All cancer screening tests that have had a significant impact on disease morbidity and mortality are aimed not at detecting early stage cancers, but pre-cancerous or pre-invasive lesions. Searching for the precursor lesion of ovarian epithelial tumors implies knowledge of their actual site of origin. Although the currently favored theory states that ovarian epithelial tumors arise from the mesothelial cell layer that lines the ovarian surface (ovarian coelomic epithelium), this theory does not account for the well-known fact that these tumors show features of tissues embryologically derived from the mullerian ducts and for the fact that preneoplastic lesions found in surgical specimens of women undergoing prophylactic surgeries for familial ovarian cancer predisposition are most often located in the fimbriae of the fallopian tubes. This proposal is based on Dr. Dubeau's longstanding hypothesis that ovarian carcinomas do not arise from the ovarian coelomic epithelium, but from tissues that are embryologically derived from the mullerian ducts.
Aim #1 will use transgenic mouse models to directly determine the exact contribution of the mullerian ducts to the adult female reproductive tract and test the hypothesis that the ovarian surface epithelium is not of mullerian origin while specific para-ovarian and para-uterine structures such as rete ovarii and others have such an origin. The possibility that portions of the coelomic epithelium can re-program their differentiation state to become mullerian-like, which is an important component of the hypothesis that ovarian tumors are of coelomic origin, will also be investigated.
Aim #2 will take advantage of a mouse model recently developed in Dr. Dubeau's laboratory that suggests that inactivation of Brca1 in ovarian granulosa cells stimulate neoplastic transformation in tissues that are embryologically derived from the mullerian ducts. We will use technologies similar to those used in aim #1 to determine whether the tumors that develop in these mice are of mullerian or coelomic origin. We will also knockout the p53 and Brca1 genes either in derivatives of the mullerian ducts or in coelomic epithelium and will cross the resulting mouse lines with our line carrying a knockout of Brca1 in granulosa cells. We anticipate that the tumors that will develop in these double mutants will have increased malignant potential and we will test the hypothesis that tumors in mice in which the additional mutations are targeted to the mullerian tract will most closely resemble human tumors morphologically and immunohistochemically. We will determine which portions of either the normal mullerian tract or coelomic cavity shows the most resemblance to those tumors based on their overall gene expression profile and the manner in which they respond to different phases of the estrus cycle, the equivalent of the human menstrual cycle. We will also test the hypothesis that tumors located in the para-uterine region are molecularly similar to those arising in the oviductal/ovarian region but that their anatomical location determines the likelihood that they will be cystic, which is a frequent characteristic of human ovarian tumors.
This project is focused on the identification of the exact site of origin of ovarian cancers, which are the most lethal cancers of the female reproductive tract, and on better understanding the biology of the tissues where they originate. Our long-term goal is to use this information to develop novel approaches for the detection of these cancers before they acquire the ability to infiltrate surrounding tissues and spread to distant organs. This, in turn, should have a major impact on the morbidity and mortality associated with this disease.

RECORDS PROVIDED =
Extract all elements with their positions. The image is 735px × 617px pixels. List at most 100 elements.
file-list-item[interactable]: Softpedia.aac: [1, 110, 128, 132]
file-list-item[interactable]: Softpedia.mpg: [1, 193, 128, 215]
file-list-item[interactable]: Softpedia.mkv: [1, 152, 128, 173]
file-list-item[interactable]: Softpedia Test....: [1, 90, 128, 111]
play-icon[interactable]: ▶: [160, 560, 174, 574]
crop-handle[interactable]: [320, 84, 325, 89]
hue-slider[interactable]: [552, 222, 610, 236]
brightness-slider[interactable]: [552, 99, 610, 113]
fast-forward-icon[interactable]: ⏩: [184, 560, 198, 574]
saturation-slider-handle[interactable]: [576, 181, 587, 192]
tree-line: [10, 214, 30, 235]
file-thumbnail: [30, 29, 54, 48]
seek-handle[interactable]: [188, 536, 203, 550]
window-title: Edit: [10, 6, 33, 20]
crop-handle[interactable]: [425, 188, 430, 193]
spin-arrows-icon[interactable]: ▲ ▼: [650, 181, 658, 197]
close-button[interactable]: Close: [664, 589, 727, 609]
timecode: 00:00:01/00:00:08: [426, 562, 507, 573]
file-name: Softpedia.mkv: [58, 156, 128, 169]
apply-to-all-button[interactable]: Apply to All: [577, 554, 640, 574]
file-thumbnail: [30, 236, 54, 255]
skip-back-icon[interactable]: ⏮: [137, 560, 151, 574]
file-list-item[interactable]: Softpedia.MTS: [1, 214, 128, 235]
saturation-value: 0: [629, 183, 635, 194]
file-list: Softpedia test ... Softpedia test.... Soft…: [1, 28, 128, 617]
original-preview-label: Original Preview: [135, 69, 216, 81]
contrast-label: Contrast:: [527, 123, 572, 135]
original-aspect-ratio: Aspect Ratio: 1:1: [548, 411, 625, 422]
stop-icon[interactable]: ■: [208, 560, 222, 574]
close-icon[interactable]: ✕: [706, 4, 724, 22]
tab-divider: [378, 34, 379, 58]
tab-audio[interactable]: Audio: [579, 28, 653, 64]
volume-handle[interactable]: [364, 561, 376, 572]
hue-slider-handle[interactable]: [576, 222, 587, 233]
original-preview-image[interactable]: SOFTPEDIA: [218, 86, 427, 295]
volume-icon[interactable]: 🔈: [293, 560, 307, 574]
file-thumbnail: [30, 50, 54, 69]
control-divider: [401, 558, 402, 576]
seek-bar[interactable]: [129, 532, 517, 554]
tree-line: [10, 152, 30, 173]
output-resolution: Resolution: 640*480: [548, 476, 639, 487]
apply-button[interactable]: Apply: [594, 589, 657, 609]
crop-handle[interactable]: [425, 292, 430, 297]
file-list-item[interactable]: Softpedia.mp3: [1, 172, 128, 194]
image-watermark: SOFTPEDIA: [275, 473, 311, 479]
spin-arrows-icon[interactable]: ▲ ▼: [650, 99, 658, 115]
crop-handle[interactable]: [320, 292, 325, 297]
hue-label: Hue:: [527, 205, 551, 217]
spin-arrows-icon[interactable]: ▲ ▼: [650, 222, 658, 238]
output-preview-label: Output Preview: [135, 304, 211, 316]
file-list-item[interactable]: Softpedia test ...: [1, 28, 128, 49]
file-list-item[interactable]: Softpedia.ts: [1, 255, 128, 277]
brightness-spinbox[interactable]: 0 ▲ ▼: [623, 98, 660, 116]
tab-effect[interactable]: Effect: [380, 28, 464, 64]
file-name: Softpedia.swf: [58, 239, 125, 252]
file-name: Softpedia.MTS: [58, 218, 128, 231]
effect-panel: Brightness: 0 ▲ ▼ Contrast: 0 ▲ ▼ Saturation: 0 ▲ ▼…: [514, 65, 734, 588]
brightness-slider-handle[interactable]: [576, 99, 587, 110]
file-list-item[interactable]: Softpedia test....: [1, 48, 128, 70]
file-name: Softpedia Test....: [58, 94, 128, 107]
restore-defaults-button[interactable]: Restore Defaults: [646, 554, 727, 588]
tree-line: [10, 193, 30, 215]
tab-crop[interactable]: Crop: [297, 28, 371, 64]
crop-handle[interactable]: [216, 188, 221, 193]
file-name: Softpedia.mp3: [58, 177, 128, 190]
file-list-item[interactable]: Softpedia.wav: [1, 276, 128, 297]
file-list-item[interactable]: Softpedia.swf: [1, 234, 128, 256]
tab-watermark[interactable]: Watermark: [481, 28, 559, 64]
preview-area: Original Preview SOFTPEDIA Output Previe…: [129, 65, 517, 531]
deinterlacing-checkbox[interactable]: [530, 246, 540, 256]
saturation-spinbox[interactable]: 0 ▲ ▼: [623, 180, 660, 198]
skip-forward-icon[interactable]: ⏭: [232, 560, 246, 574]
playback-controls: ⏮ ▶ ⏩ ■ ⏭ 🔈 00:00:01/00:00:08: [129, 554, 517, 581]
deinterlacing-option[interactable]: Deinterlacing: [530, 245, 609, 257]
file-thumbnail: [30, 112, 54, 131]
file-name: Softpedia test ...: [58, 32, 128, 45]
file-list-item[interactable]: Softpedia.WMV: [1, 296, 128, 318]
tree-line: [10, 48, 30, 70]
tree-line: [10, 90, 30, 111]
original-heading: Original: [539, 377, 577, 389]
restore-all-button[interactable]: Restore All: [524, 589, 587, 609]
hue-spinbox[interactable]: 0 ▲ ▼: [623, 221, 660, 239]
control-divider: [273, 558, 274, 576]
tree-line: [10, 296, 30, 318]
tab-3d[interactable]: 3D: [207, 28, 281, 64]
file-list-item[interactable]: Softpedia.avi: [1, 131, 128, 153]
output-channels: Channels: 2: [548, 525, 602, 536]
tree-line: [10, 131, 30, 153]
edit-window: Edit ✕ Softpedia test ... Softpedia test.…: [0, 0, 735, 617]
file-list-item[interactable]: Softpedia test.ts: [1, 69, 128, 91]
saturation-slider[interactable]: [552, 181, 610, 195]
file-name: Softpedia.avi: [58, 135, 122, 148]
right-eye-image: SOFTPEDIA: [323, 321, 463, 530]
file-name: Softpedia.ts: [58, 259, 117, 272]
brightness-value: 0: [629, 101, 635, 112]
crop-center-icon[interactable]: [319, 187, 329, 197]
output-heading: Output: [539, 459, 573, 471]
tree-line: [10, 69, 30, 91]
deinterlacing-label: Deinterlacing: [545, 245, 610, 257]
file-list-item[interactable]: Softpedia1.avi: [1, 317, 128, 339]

ACTION ITEM = Decide whether each statement below agrees with the ovarian cancer research summary, answering yes or no and quoting the exact words of the summary that settle it. 1. The proposal holds that ovarian carcinomas arise from the ovarian coelomic epithelium. 2. The mouse model developed in Dr. Dubeau's laboratory involves inactivating Brca1 in ovarian granulosa cells. 3. Preneoplastic lesions found in women undergoing prophylactic surgeries for familial ovarian cancer predisposition are most often located on the ovarian surface.

OUTPUT =
1. No: "ovarian carcinomas do not arise from the ovarian coelomic epithelium, but from tissues that are embryologically derived from the mullerian ducts"
2. Yes: "inactivation of Brca1 in ovarian granulosa cells"
3. No: "are most often located in the fimbriae of the fallopian tubes"